• _Aim of the task_
Nothing may be dropped or altered: reproduce all the data.

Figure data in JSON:

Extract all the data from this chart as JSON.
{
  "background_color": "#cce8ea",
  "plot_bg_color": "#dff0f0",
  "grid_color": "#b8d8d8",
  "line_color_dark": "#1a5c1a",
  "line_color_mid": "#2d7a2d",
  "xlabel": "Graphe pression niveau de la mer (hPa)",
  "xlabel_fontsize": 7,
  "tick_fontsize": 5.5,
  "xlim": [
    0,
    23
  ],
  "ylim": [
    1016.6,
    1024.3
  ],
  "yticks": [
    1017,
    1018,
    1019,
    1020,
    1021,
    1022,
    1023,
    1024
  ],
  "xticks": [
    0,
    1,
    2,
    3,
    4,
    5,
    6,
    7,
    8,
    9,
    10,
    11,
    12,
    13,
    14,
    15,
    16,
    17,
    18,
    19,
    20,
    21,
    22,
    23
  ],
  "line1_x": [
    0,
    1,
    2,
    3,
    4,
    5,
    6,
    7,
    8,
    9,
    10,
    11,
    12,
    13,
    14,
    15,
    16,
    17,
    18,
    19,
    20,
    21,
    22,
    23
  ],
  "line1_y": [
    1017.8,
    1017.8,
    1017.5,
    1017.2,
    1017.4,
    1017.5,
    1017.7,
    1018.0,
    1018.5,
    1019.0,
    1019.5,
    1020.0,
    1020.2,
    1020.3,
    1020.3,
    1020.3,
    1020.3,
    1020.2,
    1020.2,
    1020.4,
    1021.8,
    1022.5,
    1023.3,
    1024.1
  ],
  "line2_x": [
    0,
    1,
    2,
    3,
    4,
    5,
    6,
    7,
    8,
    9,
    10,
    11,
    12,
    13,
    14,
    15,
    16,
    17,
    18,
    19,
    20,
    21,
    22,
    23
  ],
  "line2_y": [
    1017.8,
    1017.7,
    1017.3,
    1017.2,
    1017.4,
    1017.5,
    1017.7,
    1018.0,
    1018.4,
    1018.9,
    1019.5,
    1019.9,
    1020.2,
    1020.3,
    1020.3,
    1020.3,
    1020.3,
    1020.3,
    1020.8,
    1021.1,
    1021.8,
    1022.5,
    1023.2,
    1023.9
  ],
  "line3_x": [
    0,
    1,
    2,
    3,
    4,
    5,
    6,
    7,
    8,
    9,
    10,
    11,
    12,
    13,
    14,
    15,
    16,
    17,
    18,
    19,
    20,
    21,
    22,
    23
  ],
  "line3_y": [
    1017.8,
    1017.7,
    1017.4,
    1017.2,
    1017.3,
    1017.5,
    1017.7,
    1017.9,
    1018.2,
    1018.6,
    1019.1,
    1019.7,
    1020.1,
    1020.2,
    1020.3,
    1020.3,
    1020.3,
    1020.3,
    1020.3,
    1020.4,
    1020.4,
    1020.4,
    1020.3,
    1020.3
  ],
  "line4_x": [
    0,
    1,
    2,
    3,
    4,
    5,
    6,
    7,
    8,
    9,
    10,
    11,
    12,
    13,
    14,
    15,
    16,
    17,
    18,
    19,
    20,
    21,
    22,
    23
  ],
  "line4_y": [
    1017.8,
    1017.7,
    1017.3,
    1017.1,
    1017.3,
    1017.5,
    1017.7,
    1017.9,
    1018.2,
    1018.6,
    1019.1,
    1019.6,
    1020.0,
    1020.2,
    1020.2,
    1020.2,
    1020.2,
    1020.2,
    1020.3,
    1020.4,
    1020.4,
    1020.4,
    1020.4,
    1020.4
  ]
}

• _In response_
Extract all the data from this chart as JSON.
{
  "background_color": "#cce8ea",
  "plot_bg_color": "#dff0f0",
  "grid_color": "#b8d8d8",
  "line_color_dark": "#1a5c1a",
  "line_color_mid": "#2d7a2d",
  "xlabel": "Graphe pression niveau de la mer (hPa)",
  "xlabel_fontsize": 7,
  "tick_fontsize": 5.5,
  "xlim": [
    0,
    23
  ],
  "ylim": [
    1016.6,
    1024.3
  ],
  "yticks": [
    1017,
    1018,
    1019,
    1020,
    1021,
    1022,
    1023,
    1024
  ],
  "xticks": [
    0,
    1,
    2,
    3,
    4,
    5,
    6,
    7,
    8,
    9,
    10,
    11,
    12,
    13,
    14,
    15,
    16,
    17,
    18,
    19,
    20,
    21,
    22,
    23
  ],
  "line1_x": [
    0,
    1,
    2,
    3,
    4,
    5,
    6,
    7,
    8,
    9,
    10,
    11,
    12,
    13,
    14,
    15,
    16,
    17,
    18,
    19,
    20,
    21,
    22,
    23
  ],
  "line1_y": [
    1017.8,
    1017.8,
    1017.5,
    1017.2,
    1017.4,
    1017.5,
    1017.7,
    1018.0,
    1018.5,
    1019.0,
    1019.5,
    1020.0,
    1020.2,
    1020.3,
    1020.3,
    1020.3,
    1020.3,
    1020.2,
    1020.2,
    1020.4,
    1021.8,
    1022.5,
    1023.3,
    1024.1
  ],
  "line2_x": [
    0,
    1,
    2,
    3,
    4,
    5,
    6,
    7,
    8,
    9,
    10,
    11,
    12,
    13,
    14,
    15,
    16,
    17,
    18,
    19,
    20,
    21,
    22,
    23
  ],
  "line2_y": [
    1017.8,
    1017.7,
    1017.3,
    1017.2,
    1017.4,
    1017.5,
    1017.7,
    1018.0,
    1018.4,
    1018.9,
    1019.5,
    1019.9,
    1020.2,
    1020.3,
    1020.3,
    1020.3,
    1020.3,
    1020.3,
    1020.8,
    1021.1,
    1021.8,
    1022.5,
    1023.2,
    1023.9
  ],
  "line3_x": [
    0,
    1,
    2,
    3,
    4,
    5,
    6,
    7,
    8,
    9,
    10,
    11,
    12,
    13,
    14,
    15,
    16,
    17,
    18,
    19,
    20,
    21,
    22,
    23
  ],
  "line3_y": [
    1017.8,
    1017.7,
    1017.4,
    1017.2,
    1017.3,
    1017.5,
    1017.7,
    1017.9,
    1018.2,
    1018.6,
    1019.1,
    1019.7,
    1020.1,
    1020.2,
    1020.3,
    1020.3,
    1020.3,
    1020.3,
    1020.3,
    1020.4,
    1020.4,
    1020.4,
    1020.3,
    1020.3
  ],
  "line4_x": [
    0,
    1,
    2,
    3,
    4,
    5,
    6,
    7,
    8,
    9,
    10,
    11,
    12,
    13,
    14,
    15,
    16,
    17,
    18,
    19,
    20,
    21,
    22,
    23
  ],
  "line4_y": [
    1017.8,
    1017.7,
    1017.3,
    1017.1,
    1017.3,
    1017.5,
    1017.7,
    1017.9,
    1018.2,
    1018.6,
    1019.1,
    1019.6,
    1020.0,
    1020.2,
    1020.2,
    1020.2,
    1020.2,
    1020.2,
    1020.3,
    1020.4,
    1020.4,
    1020.4,
    1020.4,
    1020.4
  ]
}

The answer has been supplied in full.